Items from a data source

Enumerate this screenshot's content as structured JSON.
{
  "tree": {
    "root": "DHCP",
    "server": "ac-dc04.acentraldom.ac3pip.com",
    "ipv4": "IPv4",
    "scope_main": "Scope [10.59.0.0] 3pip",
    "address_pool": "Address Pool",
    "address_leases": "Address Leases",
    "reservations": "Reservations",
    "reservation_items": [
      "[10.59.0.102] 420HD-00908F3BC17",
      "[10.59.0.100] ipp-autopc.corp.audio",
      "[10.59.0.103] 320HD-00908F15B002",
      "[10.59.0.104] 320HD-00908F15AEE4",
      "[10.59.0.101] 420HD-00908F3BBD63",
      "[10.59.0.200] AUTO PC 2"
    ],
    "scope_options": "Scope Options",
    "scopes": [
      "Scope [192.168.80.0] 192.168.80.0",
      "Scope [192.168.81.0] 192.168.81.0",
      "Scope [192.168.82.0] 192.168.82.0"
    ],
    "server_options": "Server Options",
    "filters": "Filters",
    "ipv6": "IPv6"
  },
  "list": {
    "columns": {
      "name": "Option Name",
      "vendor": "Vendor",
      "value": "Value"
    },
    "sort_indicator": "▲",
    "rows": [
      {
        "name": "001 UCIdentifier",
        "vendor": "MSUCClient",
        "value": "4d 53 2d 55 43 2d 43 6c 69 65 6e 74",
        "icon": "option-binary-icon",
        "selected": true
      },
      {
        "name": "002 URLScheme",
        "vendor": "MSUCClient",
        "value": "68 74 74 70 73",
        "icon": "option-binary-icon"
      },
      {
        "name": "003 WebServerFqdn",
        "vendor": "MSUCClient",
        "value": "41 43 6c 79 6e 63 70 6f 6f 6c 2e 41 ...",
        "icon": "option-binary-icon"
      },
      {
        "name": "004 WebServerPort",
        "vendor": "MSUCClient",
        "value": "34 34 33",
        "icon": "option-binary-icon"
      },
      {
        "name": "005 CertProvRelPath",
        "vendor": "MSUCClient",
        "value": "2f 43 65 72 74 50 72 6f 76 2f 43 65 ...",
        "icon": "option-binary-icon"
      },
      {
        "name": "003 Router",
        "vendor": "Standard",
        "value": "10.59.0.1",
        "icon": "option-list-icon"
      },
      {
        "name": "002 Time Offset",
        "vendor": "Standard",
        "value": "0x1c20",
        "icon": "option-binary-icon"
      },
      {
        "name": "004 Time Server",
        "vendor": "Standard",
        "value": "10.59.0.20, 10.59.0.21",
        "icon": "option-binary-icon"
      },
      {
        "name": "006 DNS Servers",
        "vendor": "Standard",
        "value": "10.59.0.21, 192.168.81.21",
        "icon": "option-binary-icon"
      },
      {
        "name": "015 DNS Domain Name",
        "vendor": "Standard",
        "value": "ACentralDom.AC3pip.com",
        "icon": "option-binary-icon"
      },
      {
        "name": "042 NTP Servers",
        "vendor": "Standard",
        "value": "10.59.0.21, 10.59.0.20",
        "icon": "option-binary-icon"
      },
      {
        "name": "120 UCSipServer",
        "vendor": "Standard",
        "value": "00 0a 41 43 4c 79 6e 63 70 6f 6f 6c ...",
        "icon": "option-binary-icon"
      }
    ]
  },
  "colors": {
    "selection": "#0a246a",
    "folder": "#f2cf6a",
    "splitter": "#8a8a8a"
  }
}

YOUR INSTRUCTIONS:
Print the entries exactly. Include every one.

FINAL ANSWER:
Enumerate this screenshot's content as structured JSON.
{
  "tree": {
    "root": "DHCP",
    "server": "ac-dc04.acentraldom.ac3pip.com",
    "ipv4": "IPv4",
    "scope_main": "Scope [10.59.0.0] 3pip",
    "address_pool": "Address Pool",
    "address_leases": "Address Leases",
    "reservations": "Reservations",
    "reservation_items": [
      "[10.59.0.102] 420HD-00908F3BC17",
      "[10.59.0.100] ipp-autopc.corp.audio",
      "[10.59.0.103] 320HD-00908F15B002",
      "[10.59.0.104] 320HD-00908F15AEE4",
      "[10.59.0.101] 420HD-00908F3BBD63",
      "[10.59.0.200] AUTO PC 2"
    ],
    "scope_options": "Scope Options",
    "scopes": [
      "Scope [192.168.80.0] 192.168.80.0",
      "Scope [192.168.81.0] 192.168.81.0",
      "Scope [192.168.82.0] 192.168.82.0"
    ],
    "server_options": "Server Options",
    "filters": "Filters",
    "ipv6": "IPv6"
  },
  "list": {
    "columns": {
      "name": "Option Name",
      "vendor": "Vendor",
      "value": "Value"
    },
    "sort_indicator": "▲",
    "rows": [
      {
        "name": "001 UCIdentifier",
        "vendor": "MSUCClient",
        "value": "4d 53 2d 55 43 2d 43 6c 69 65 6e 74",
        "icon": "option-binary-icon",
        "selected": true
      },
      {
        "name": "002 URLScheme",
        "vendor": "MSUCClient",
        "value": "68 74 74 70 73",
        "icon": "option-binary-icon"
      },
      {
        "name": "003 WebServerFqdn",
        "vendor": "MSUCClient",
        "value": "41 43 6c 79 6e 63 70 6f 6f 6c 2e 41 ...",
        "icon": "option-binary-icon"
      },
      {
        "name": "004 WebServerPort",
        "vendor": "MSUCClient",
        "value": "34 34 33",
        "icon": "option-binary-icon"
      },
      {
        "name": "005 CertProvRelPath",
        "vendor": "MSUCClient",
        "value": "2f 43 65 72 74 50 72 6f 76 2f 43 65 ...",
        "icon": "option-binary-icon"
      },
      {
        "name": "003 Router",
        "vendor": "Standard",
        "value": "10.59.0.1",
        "icon": "option-list-icon"
      },
      {
        "name": "002 Time Offset",
        "vendor": "Standard",
        "value": "0x1c20",
        "icon": "option-binary-icon"
      },
      {
        "name": "004 Time Server",
        "vendor": "Standard",
        "value": "10.59.0.20, 10.59.0.21",
        "icon": "option-binary-icon"
      },
      {
        "name": "006 DNS Servers",
        "vendor": "Standard",
        "value": "10.59.0.21, 192.168.81.21",
        "icon": "option-binary-icon"
      },
      {
        "name": "015 DNS Domain Name",
        "vendor": "Standard",
        "value": "ACentralDom.AC3pip.com",
        "icon": "option-binary-icon"
      },
      {
        "name": "042 NTP Servers",
        "vendor": "Standard",
        "value": "10.59.0.21, 10.59.0.20",
        "icon": "option-binary-icon"
      },
      {
        "name": "120 UCSipServer",
        "vendor": "Standard",
        "value": "00 0a 41 43 4c 79 6e 63 70 6f 6f 6c ...",
        "icon": "option-binary-icon"
      }
    ]
  },
  "colors": {
    "selection": "#0a246a",
    "folder": "#f2cf6a",
    "splitter": "#8a8a8a"
  }
}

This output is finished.